Data extracted from a collection
--- BEGIN ---

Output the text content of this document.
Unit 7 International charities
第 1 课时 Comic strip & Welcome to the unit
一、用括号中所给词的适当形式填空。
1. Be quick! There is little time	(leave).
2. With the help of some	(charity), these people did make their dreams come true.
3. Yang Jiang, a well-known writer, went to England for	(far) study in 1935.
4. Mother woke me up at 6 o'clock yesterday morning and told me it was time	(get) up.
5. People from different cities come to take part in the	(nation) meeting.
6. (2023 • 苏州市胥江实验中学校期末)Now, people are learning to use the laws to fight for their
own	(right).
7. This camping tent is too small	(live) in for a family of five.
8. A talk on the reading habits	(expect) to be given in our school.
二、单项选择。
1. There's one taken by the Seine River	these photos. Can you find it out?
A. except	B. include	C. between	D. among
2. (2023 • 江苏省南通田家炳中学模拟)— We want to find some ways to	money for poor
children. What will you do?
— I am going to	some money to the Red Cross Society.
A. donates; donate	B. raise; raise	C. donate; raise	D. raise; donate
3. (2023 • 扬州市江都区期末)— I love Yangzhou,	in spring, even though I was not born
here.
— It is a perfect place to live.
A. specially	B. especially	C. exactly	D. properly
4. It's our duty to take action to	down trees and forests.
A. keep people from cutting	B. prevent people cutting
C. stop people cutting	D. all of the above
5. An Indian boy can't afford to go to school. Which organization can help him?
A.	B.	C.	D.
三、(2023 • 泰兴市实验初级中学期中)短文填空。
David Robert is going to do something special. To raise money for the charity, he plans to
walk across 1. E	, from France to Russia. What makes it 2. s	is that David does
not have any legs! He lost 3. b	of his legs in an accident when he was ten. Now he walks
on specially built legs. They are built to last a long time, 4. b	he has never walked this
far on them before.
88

--- END ---

_Objective_. All of the entries above should be written out again exactly.

_Solution for this problem_.
Output the text content of this document.
Unit 7 International charities
第 1 课时 Comic strip & Welcome to the unit
一、用括号中所给词的适当形式填空。
1. Be quick! There is little time	(leave).
2. With the help of some	(charity), these people did make their dreams come true.
3. Yang Jiang, a well-known writer, went to England for	(far) study in 1935.
4. Mother woke me up at 6 o'clock yesterday morning and told me it was time	(get) up.
5. People from different cities come to take part in the	(nation) meeting.
6. (2023 • 苏州市胥江实验中学校期末)Now, people are learning to use the laws to fight for their
own	(right).
7. This camping tent is too small	(live) in for a family of five.
8. A talk on the reading habits	(expect) to be given in our school.
二、单项选择。
1. There's one taken by the Seine River	these photos. Can you find it out?
A. except	B. include	C. between	D. among
2. (2023 • 江苏省南通田家炳中学模拟)— We want to find some ways to	money for poor
children. What will you do?
— I am going to	some money to the Red Cross Society.
A. donates; donate	B. raise; raise	C. donate; raise	D. raise; donate
3. (2023 • 扬州市江都区期末)— I love Yangzhou,	in spring, even though I was not born
here.
— It is a perfect place to live.
A. specially	B. especially	C. exactly	D. properly
4. It's our duty to take action to	down trees and forests.
A. keep people from cutting	B. prevent people cutting
C. stop people cutting	D. all of the above
5. An Indian boy can't afford to go to school. Which organization can help him?
A.	B.	C.	D.
三、(2023 • 泰兴市实验初级中学期中)短文填空。
David Robert is going to do something special. To raise money for the charity, he plans to
walk across 1. E	, from France to Russia. What makes it 2. s	is that David does
not have any legs! He lost 3. b	of his legs in an accident when he was ten. Now he walks
on specially built legs. They are built to last a long time, 4. b	he has never walked this
far on them before.
88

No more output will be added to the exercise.